• EXERCISE BRIEF:
Reproduce verbatim the lines of the listing below, from the line containing "right-tick-label: 30.0 xyxy=(1249,334,1269,345)" up to and including the line containing "series-point xyxy=(109,390,112,393)".

• Data records:
=-=-=

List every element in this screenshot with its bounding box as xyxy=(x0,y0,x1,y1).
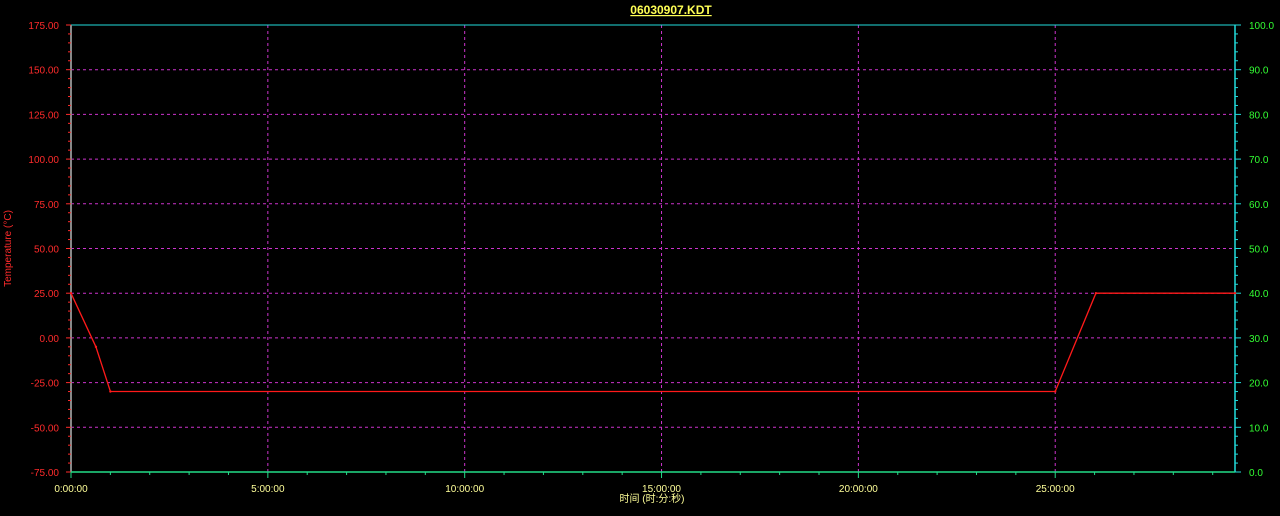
right-tick-label: 30.0 xyxy=(1249,334,1269,345)
series-point xyxy=(94,345,98,349)
left-tick-label: 125.00 xyxy=(28,110,59,121)
right-tick-label: 80.0 xyxy=(1249,110,1269,121)
series-point xyxy=(1054,390,1057,393)
left-tick-label: 100.00 xyxy=(28,155,59,166)
x-tick-label: 25:00:00 xyxy=(1036,484,1075,495)
x-tick-label: 10:00:00 xyxy=(445,484,484,495)
grid-layer xyxy=(71,25,1235,472)
x-tick-label: 15:00:00 xyxy=(642,484,681,495)
series-line xyxy=(70,292,1235,393)
ticks-layer: 175.00 150.00 125.00 100.00 75.00 50.00 25.00 0… xyxy=(28,21,1274,495)
right-tick-label: 60.0 xyxy=(1249,200,1269,211)
left-tick-label: 75.00 xyxy=(34,200,59,211)
series-layer xyxy=(69,292,1237,393)
left-tick-label: 175.00 xyxy=(28,21,59,32)
left-tick-label: -50.00 xyxy=(31,423,60,434)
axes-layer xyxy=(70,24,1236,473)
chart-title[interactable]: 06030907.KDT xyxy=(630,3,712,17)
series-point xyxy=(109,390,112,393)
left-tick-label: 0.00 xyxy=(40,334,60,345)
series-point xyxy=(1233,292,1237,295)
y-axis-label: Temperature (°C) xyxy=(3,210,14,287)
right-tick-label: 50.0 xyxy=(1249,245,1269,256)
x-tick-label: 0:00:00 xyxy=(54,484,88,495)
right-tick-label: 100.0 xyxy=(1249,21,1274,32)
right-tick-label: 40.0 xyxy=(1249,289,1269,300)
right-tick-label: 90.0 xyxy=(1249,66,1269,77)
series-point xyxy=(69,292,73,295)
x-tick-label: 5:00:00 xyxy=(251,484,285,495)
x-axis-label: 时间 (时:分:秒) xyxy=(620,492,685,505)
right-tick-label: 70.0 xyxy=(1249,155,1269,166)
series-point xyxy=(1094,292,1098,295)
right-tick-label: 20.0 xyxy=(1249,379,1269,390)
left-tick-label: 25.00 xyxy=(34,289,59,300)
left-tick-label: -25.00 xyxy=(31,379,60,390)
right-tick-label: 0.0 xyxy=(1249,468,1263,479)
left-tick-label: 50.00 xyxy=(34,245,59,256)
right-tick-label: 10.0 xyxy=(1249,423,1269,434)
left-tick-label: 150.00 xyxy=(28,66,59,77)
left-tick-label: -75.00 xyxy=(31,468,60,479)
x-tick-label: 20:00:00 xyxy=(839,484,878,495)
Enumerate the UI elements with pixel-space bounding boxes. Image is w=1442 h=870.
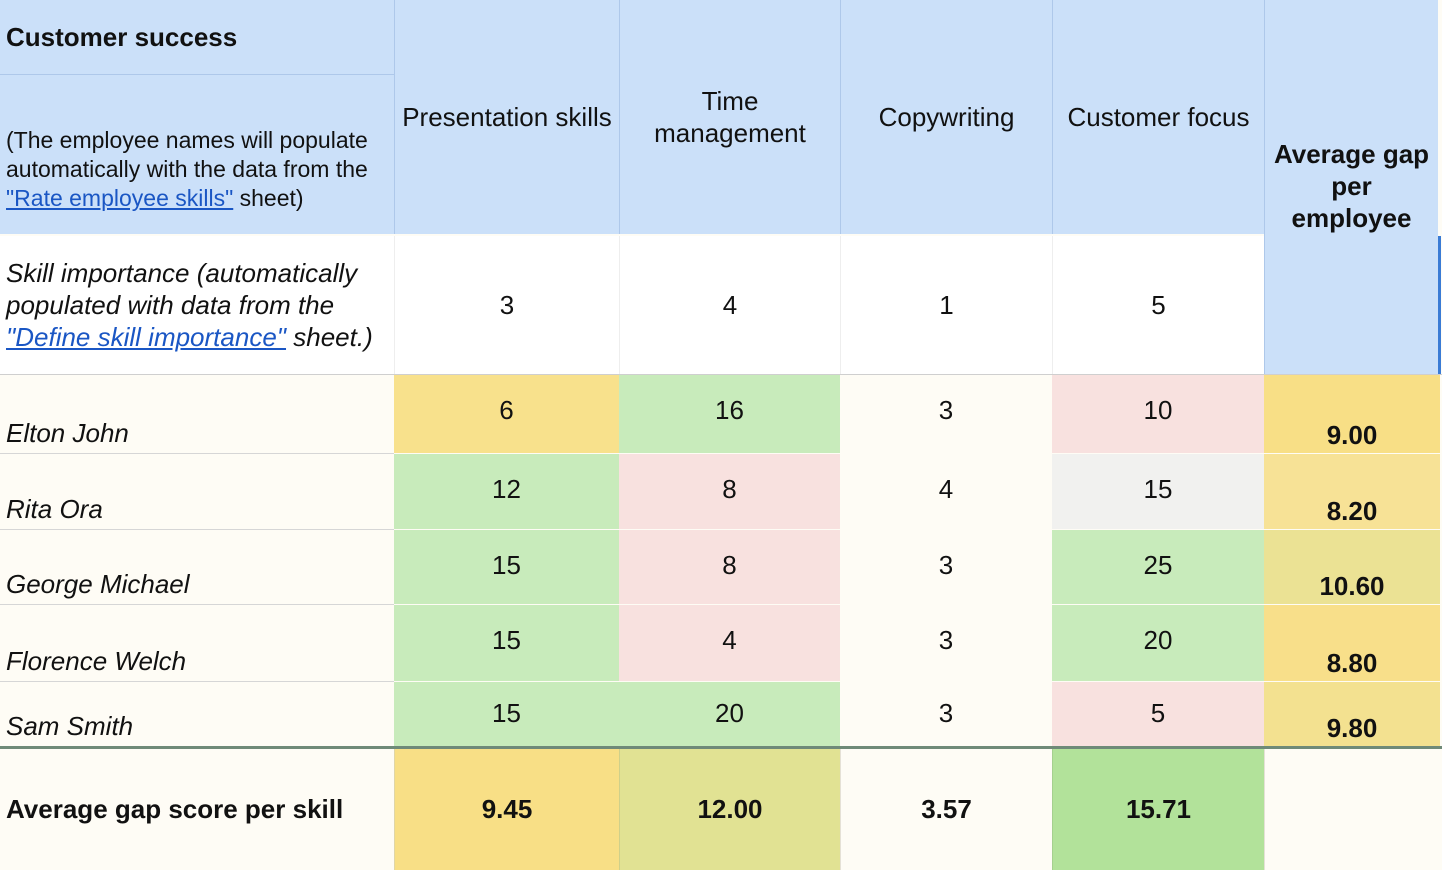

=-=-=

• RESPONSE TO THE TASK:
right-tick-label: 30.0 xyxy=(1249,334,1269,345)
series-point xyxy=(94,345,98,349)
left-tick-label: 125.00 xyxy=(28,110,59,121)
right-tick-label: 80.0 xyxy=(1249,110,1269,121)
series-point xyxy=(1054,390,1057,393)
left-tick-label: 100.00 xyxy=(28,155,59,166)
x-tick-label: 25:00:00 xyxy=(1036,484,1075,495)
x-tick-label: 10:00:00 xyxy=(445,484,484,495)
grid-layer xyxy=(71,25,1235,472)
x-tick-label: 15:00:00 xyxy=(642,484,681,495)
series-line xyxy=(70,292,1235,393)
ticks-layer: 175.00 150.00 125.00 100.00 75.00 50.00 25.00 0… xyxy=(28,21,1274,495)
right-tick-label: 60.0 xyxy=(1249,200,1269,211)
left-tick-label: 75.00 xyxy=(34,200,59,211)
series-layer xyxy=(69,292,1237,393)
left-tick-label: 175.00 xyxy=(28,21,59,32)
left-tick-label: -50.00 xyxy=(31,423,60,434)
axes-layer xyxy=(70,24,1236,473)
chart-title[interactable]: 06030907.KDT xyxy=(630,3,712,17)
series-point xyxy=(109,390,112,393)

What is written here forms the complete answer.